> _Work to be completed_
Below are records; extract exactly the lines from the one with "Serialize everything readable" through the final line, including both, but drop the pictures.

(Source data)
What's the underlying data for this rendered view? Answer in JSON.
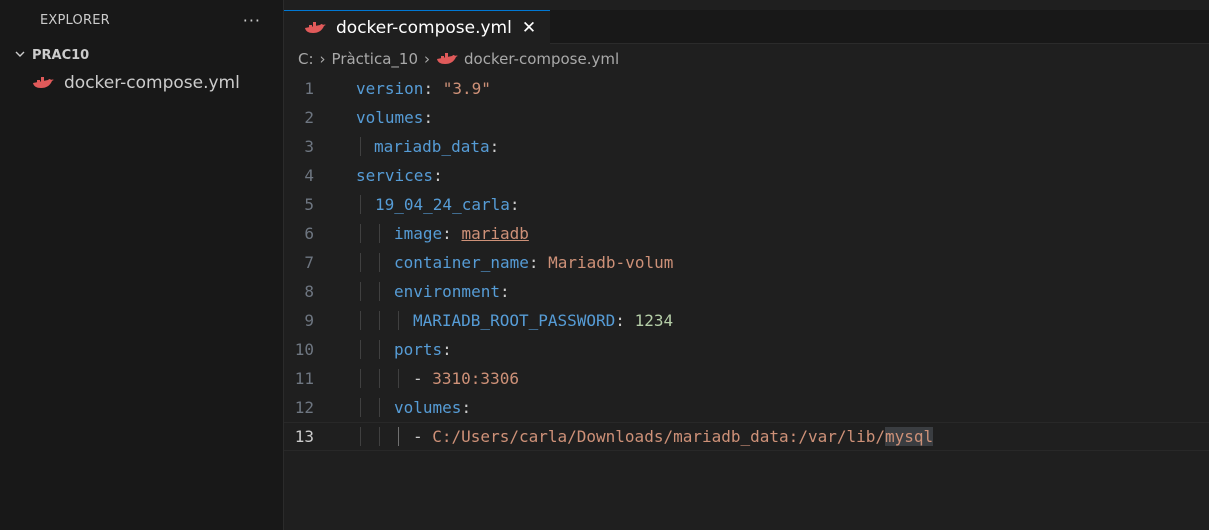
{
  "sidebar": {
    "title": "EXPLORER",
    "more": "···",
    "folder": "PRAC10",
    "files": [
      "docker-compose.yml"
    ]
  },
  "tab": {
    "label": "docker-compose.yml",
    "close": "✕"
  },
  "breadcrumb": {
    "drive": "C:",
    "folder": "Pràctica_10",
    "file": "docker-compose.yml"
  },
  "colors": {
    "key": "#569cd6",
    "string": "#ce9178",
    "number": "#b5cea8",
    "accent": "#0078d4",
    "whale": "#e05a5a"
  },
  "code": {
    "numbers": [
      "1",
      "2",
      "3",
      "4",
      "5",
      "6",
      "7",
      "8",
      "9",
      "10",
      "11",
      "12",
      "13"
    ],
    "l1": {
      "key": "version",
      "sep": ": ",
      "val": "\"3.9\""
    },
    "l2": {
      "key": "volumes",
      "sep": ":"
    },
    "l3": {
      "key": "mariadb_data",
      "sep": ":"
    },
    "l4": {
      "key": "services",
      "sep": ":"
    },
    "l5": {
      "key": "19_04_24_carla",
      "sep": ":"
    },
    "l6": {
      "key": "image",
      "sep": ": ",
      "val": "mariadb"
    },
    "l7": {
      "key": "container_name",
      "sep": ": ",
      "val": "Mariadb-volum"
    },
    "l8": {
      "key": "environment",
      "sep": ":"
    },
    "l9": {
      "key": "MARIADB_ROOT_PASSWORD",
      "sep": ": ",
      "val": "1234"
    },
    "l10": {
      "key": "ports",
      "sep": ":"
    },
    "l11": {
      "dash": "- ",
      "val": "3310:3306"
    },
    "l12": {
      "key": "volumes",
      "sep": ":"
    },
    "l13": {
      "dash": "- ",
      "val": "C:/Users/carla/Downloads/mariadb_data:/var/lib/",
      "hl": "mysql"
    }
  }
}
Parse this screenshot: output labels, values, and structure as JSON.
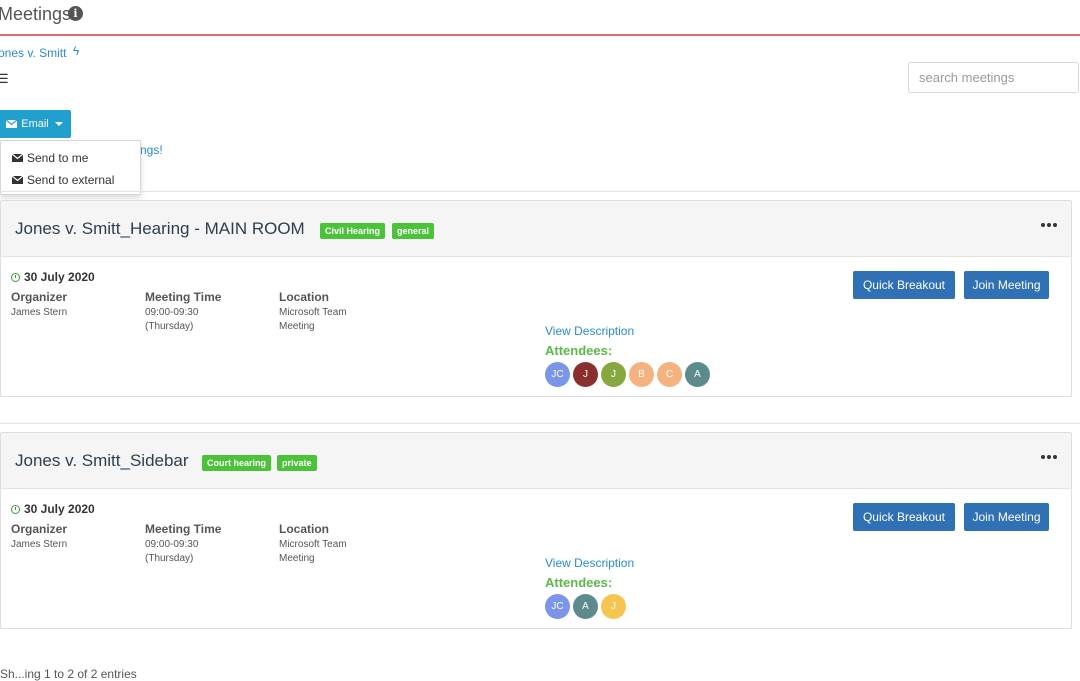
{
  "header": {
    "title": "Meetings"
  },
  "breadcrumb": "ones v. Smitt",
  "search": {
    "placeholder": "search meetings"
  },
  "email_button": {
    "label": "Email"
  },
  "dropdown": {
    "items": [
      "Send to me",
      "Send to external"
    ]
  },
  "partially_hidden_text": "ngs!",
  "meetings": [
    {
      "title": "Jones v. Smitt_Hearing - MAIN ROOM",
      "tags": [
        "Civil Hearing",
        "general"
      ],
      "date": "30 July 2020",
      "organizer_label": "Organizer",
      "organizer": "James Stern",
      "time_label": "Meeting Time",
      "time": "09:00-09:30",
      "day": "(Thursday)",
      "location_label": "Location",
      "location_line1": "Microsoft Team",
      "location_line2": "Meeting",
      "quick_breakout": "Quick Breakout",
      "join": "Join Meeting",
      "view_description": "View Description",
      "attendees_label": "Attendees:",
      "attendees": [
        {
          "initials": "JC",
          "color": "#7b96e8"
        },
        {
          "initials": "J",
          "color": "#8a2e2e"
        },
        {
          "initials": "J",
          "color": "#86a83e"
        },
        {
          "initials": "B",
          "color": "#f4b27e"
        },
        {
          "initials": "C",
          "color": "#f4b27e"
        },
        {
          "initials": "A",
          "color": "#5d8a8c"
        }
      ]
    },
    {
      "title": "Jones v. Smitt_Sidebar",
      "tags": [
        "Court hearing",
        "private"
      ],
      "date": "30 July 2020",
      "organizer_label": "Organizer",
      "organizer": "James Stern",
      "time_label": "Meeting Time",
      "time": "09:00-09:30",
      "day": "(Thursday)",
      "location_label": "Location",
      "location_line1": "Microsoft Team",
      "location_line2": "Meeting",
      "quick_breakout": "Quick Breakout",
      "join": "Join Meeting",
      "view_description": "View Description",
      "attendees_label": "Attendees:",
      "attendees": [
        {
          "initials": "JC",
          "color": "#7b96e8"
        },
        {
          "initials": "A",
          "color": "#5d8a8c"
        },
        {
          "initials": "J",
          "color": "#f7c44f"
        }
      ]
    }
  ],
  "footer_text": "Sh...ing 1 to 2 of 2 entries",
  "colors": {
    "accent_line": "#e06b6b",
    "primary_button": "#3071b5",
    "email_button": "#22a0cd",
    "tag": "#4cc23a",
    "link": "#2a8ac9"
  },
  "icons": [
    "info-icon",
    "bolt-icon",
    "settings-icon",
    "envelope-icon",
    "clock-icon",
    "more-icon"
  ]
}
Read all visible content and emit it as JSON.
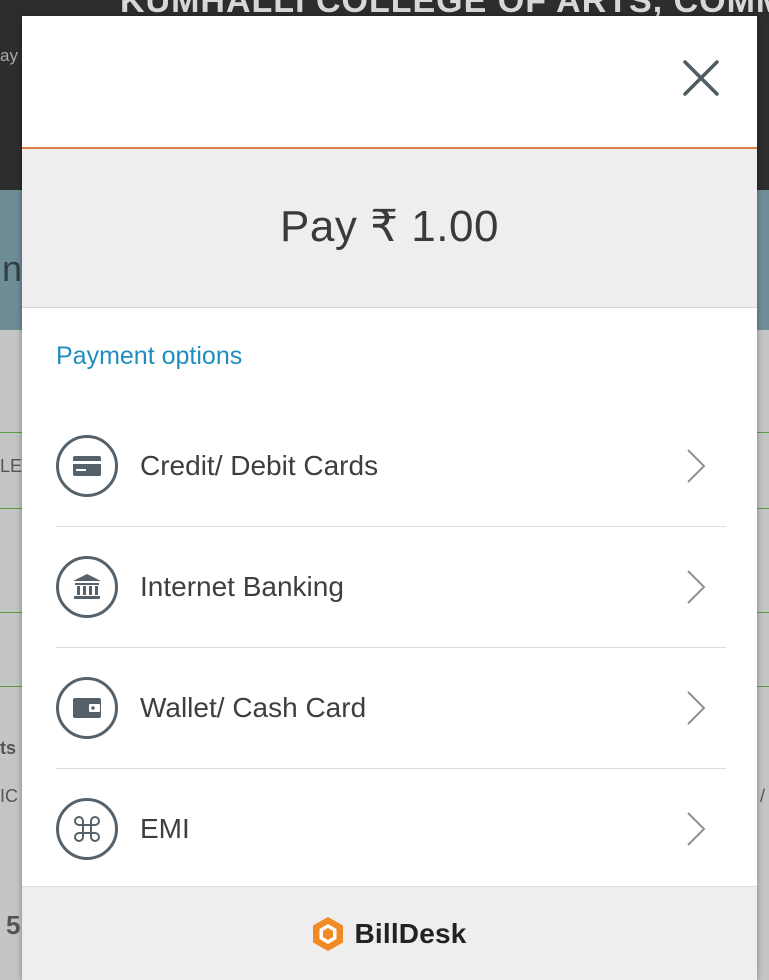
{
  "background": {
    "banner_text": "KUMHALLI COLLEGE OF ARTS, COMMERCE AND S",
    "left_snippet": "ay",
    "band_text": "nt",
    "fragments": [
      "LE",
      "ts",
      "IC",
      "/",
      "5"
    ]
  },
  "modal": {
    "close_icon": "close-icon",
    "pay_label": "Pay ₹ 1.00",
    "options_title": "Payment options",
    "options": [
      {
        "icon": "card-icon",
        "label": "Credit/ Debit Cards"
      },
      {
        "icon": "bank-icon",
        "label": "Internet Banking"
      },
      {
        "icon": "wallet-icon",
        "label": "Wallet/ Cash Card"
      },
      {
        "icon": "command-icon",
        "label": "EMI"
      }
    ],
    "footer": {
      "brand_name": "BillDesk",
      "logo_icon": "billdesk-logo-icon"
    }
  },
  "colors": {
    "accent_line": "#e07b4a",
    "options_title": "#1d8ebf",
    "logo_orange": "#f08a24"
  }
}
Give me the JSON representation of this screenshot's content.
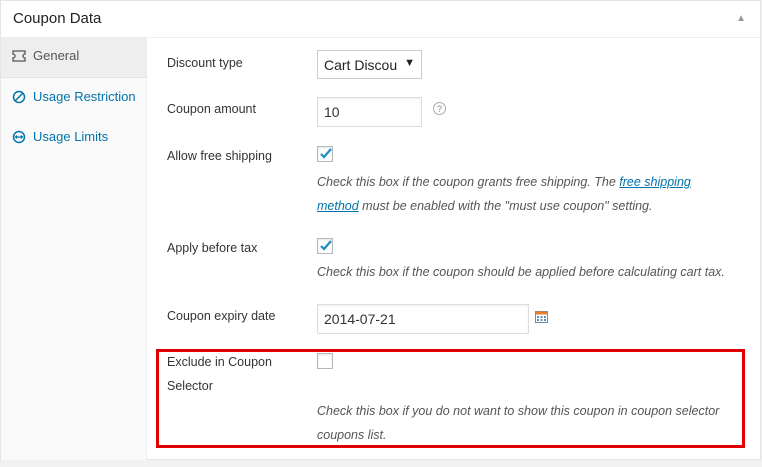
{
  "panel": {
    "title": "Coupon Data",
    "toggle_icon": "triangle-up-icon"
  },
  "sidebar": {
    "tabs": [
      {
        "label": "General",
        "icon": "ticket-icon",
        "active": true
      },
      {
        "label": "Usage Restriction",
        "icon": "no-entry-icon",
        "active": false
      },
      {
        "label": "Usage Limits",
        "icon": "arrows-circle-icon",
        "active": false
      }
    ]
  },
  "fields": {
    "discount_type": {
      "label": "Discount type",
      "value": "Cart Discou"
    },
    "coupon_amount": {
      "label": "Coupon amount",
      "value": "10"
    },
    "free_shipping": {
      "label": "Allow free shipping",
      "checked": true,
      "desc_before": "Check this box if the coupon grants free shipping. The ",
      "desc_link_1": "free shipping",
      "desc_link_2": "method",
      "desc_after": " must be enabled with the \"must use coupon\" setting."
    },
    "before_tax": {
      "label": "Apply before tax",
      "checked": true,
      "desc": "Check this box if the coupon should be applied before calculating cart tax."
    },
    "expiry": {
      "label": "Coupon expiry date",
      "value": "2014-07-21"
    },
    "exclude": {
      "label_line1": "Exclude in Coupon",
      "label_line2": "Selector",
      "checked": false,
      "desc_line1": "Check this box if you do not want to show this coupon in coupon selector",
      "desc_line2": "coupons list."
    }
  },
  "colors": {
    "link": "#0073aa",
    "highlight": "#e00000",
    "check": "#1e8cbe"
  }
}
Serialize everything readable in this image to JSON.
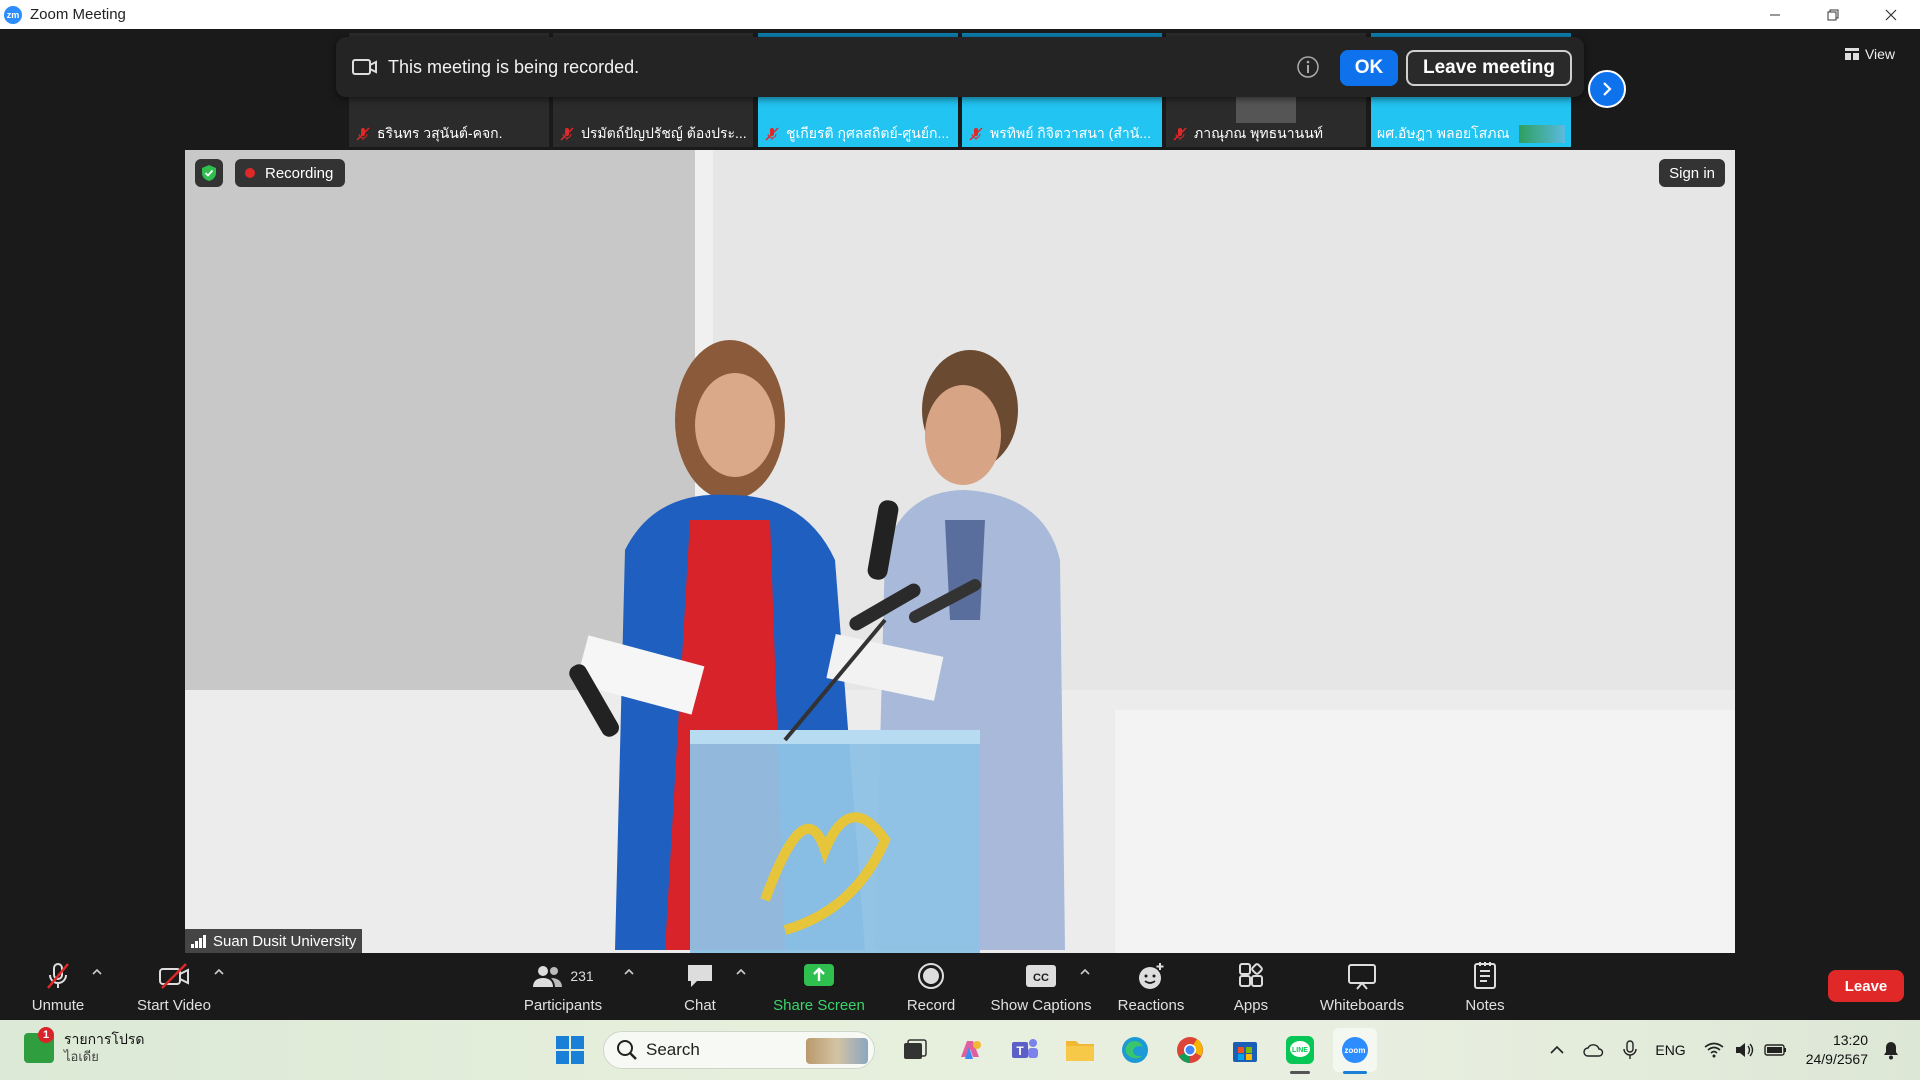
{
  "window": {
    "title": "Zoom Meeting",
    "app_icon": "zm"
  },
  "banner": {
    "message": "This meeting is being recorded.",
    "ok_label": "OK",
    "leave_label": "Leave meeting"
  },
  "view_label": "View",
  "gallery": [
    {
      "name": "ธรินทร วสุนันต์-คจก.",
      "bg": "dark"
    },
    {
      "name": "ปรมัตถ์ปัญปรัชญ์ ต้องประ...",
      "bg": "dark"
    },
    {
      "name": "ชูเกียรติ กุศลสถิตย์-ศูนย์ก...",
      "bg": "blue"
    },
    {
      "name": "พรทิพย์ กิจิตวาสนา (สำนั...",
      "bg": "blue"
    },
    {
      "name": "ภาณุภณ พุทธนานนท์",
      "bg": "dark"
    },
    {
      "name": "ผศ.อัษฎา พลอยโสภณ",
      "bg": "blue"
    }
  ],
  "video": {
    "recording_label": "Recording",
    "signin_label": "Sign in",
    "speaker_name": "Suan Dusit University",
    "podium_logo": "สดุ"
  },
  "toolbar": {
    "unmute": "Unmute",
    "start_video": "Start Video",
    "participants": "Participants",
    "participants_count": "231",
    "chat": "Chat",
    "share_screen": "Share Screen",
    "record": "Record",
    "captions": "Show Captions",
    "reactions": "Reactions",
    "apps": "Apps",
    "whiteboards": "Whiteboards",
    "notes": "Notes",
    "leave": "Leave"
  },
  "taskbar": {
    "weather_title": "รายการโปรด",
    "weather_sub": "ไอเดีย",
    "weather_badge": "1",
    "search_label": "Search",
    "lang": "ENG",
    "time": "13:20",
    "date": "24/9/2567"
  },
  "colors": {
    "accent": "#0e72ed",
    "share_green": "#3bd36b",
    "leave_red": "#e02828",
    "tile_blue": "#22c4f2"
  }
}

> _Written response_
Serialize everything readable in this image to JSON.
{
  "window": {
    "title": "Zoom Meeting",
    "app_icon": "zm"
  },
  "banner": {
    "message": "This meeting is being recorded.",
    "ok_label": "OK",
    "leave_label": "Leave meeting"
  },
  "view_label": "View",
  "gallery": [
    {
      "name": "ธรินทร วสุนันต์-คจก.",
      "bg": "dark"
    },
    {
      "name": "ปรมัตถ์ปัญปรัชญ์ ต้องประ...",
      "bg": "dark"
    },
    {
      "name": "ชูเกียรติ กุศลสถิตย์-ศูนย์ก...",
      "bg": "blue"
    },
    {
      "name": "พรทิพย์ กิจิตวาสนา (สำนั...",
      "bg": "blue"
    },
    {
      "name": "ภาณุภณ พุทธนานนท์",
      "bg": "dark"
    },
    {
      "name": "ผศ.อัษฎา พลอยโสภณ",
      "bg": "blue"
    }
  ],
  "video": {
    "recording_label": "Recording",
    "signin_label": "Sign in",
    "speaker_name": "Suan Dusit University",
    "podium_logo": "สดุ"
  },
  "toolbar": {
    "unmute": "Unmute",
    "start_video": "Start Video",
    "participants": "Participants",
    "participants_count": "231",
    "chat": "Chat",
    "share_screen": "Share Screen",
    "record": "Record",
    "captions": "Show Captions",
    "reactions": "Reactions",
    "apps": "Apps",
    "whiteboards": "Whiteboards",
    "notes": "Notes",
    "leave": "Leave"
  },
  "taskbar": {
    "weather_title": "รายการโปรด",
    "weather_sub": "ไอเดีย",
    "weather_badge": "1",
    "search_label": "Search",
    "lang": "ENG",
    "time": "13:20",
    "date": "24/9/2567"
  },
  "colors": {
    "accent": "#0e72ed",
    "share_green": "#3bd36b",
    "leave_red": "#e02828",
    "tile_blue": "#22c4f2"
  }
}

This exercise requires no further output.